Collected data entries
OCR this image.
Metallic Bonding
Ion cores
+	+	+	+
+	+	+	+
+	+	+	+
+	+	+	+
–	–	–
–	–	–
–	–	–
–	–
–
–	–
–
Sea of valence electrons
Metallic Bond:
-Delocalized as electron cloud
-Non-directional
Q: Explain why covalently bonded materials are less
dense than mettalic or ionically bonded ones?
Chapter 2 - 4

## What the task requires
Recopy the whole listing exactly.

## Complete answer
OCR this image.
Metallic Bonding
Ion cores
+	+	+	+
+	+	+	+
+	+	+	+
+	+	+	+
–	–	–
–	–	–
–	–	–
–	–
–
–	–
–
Sea of valence electrons
Metallic Bond:
-Delocalized as electron cloud
-Non-directional
Q: Explain why covalently bonded materials are less
dense than mettalic or ionically bonded ones?
Chapter 2 - 4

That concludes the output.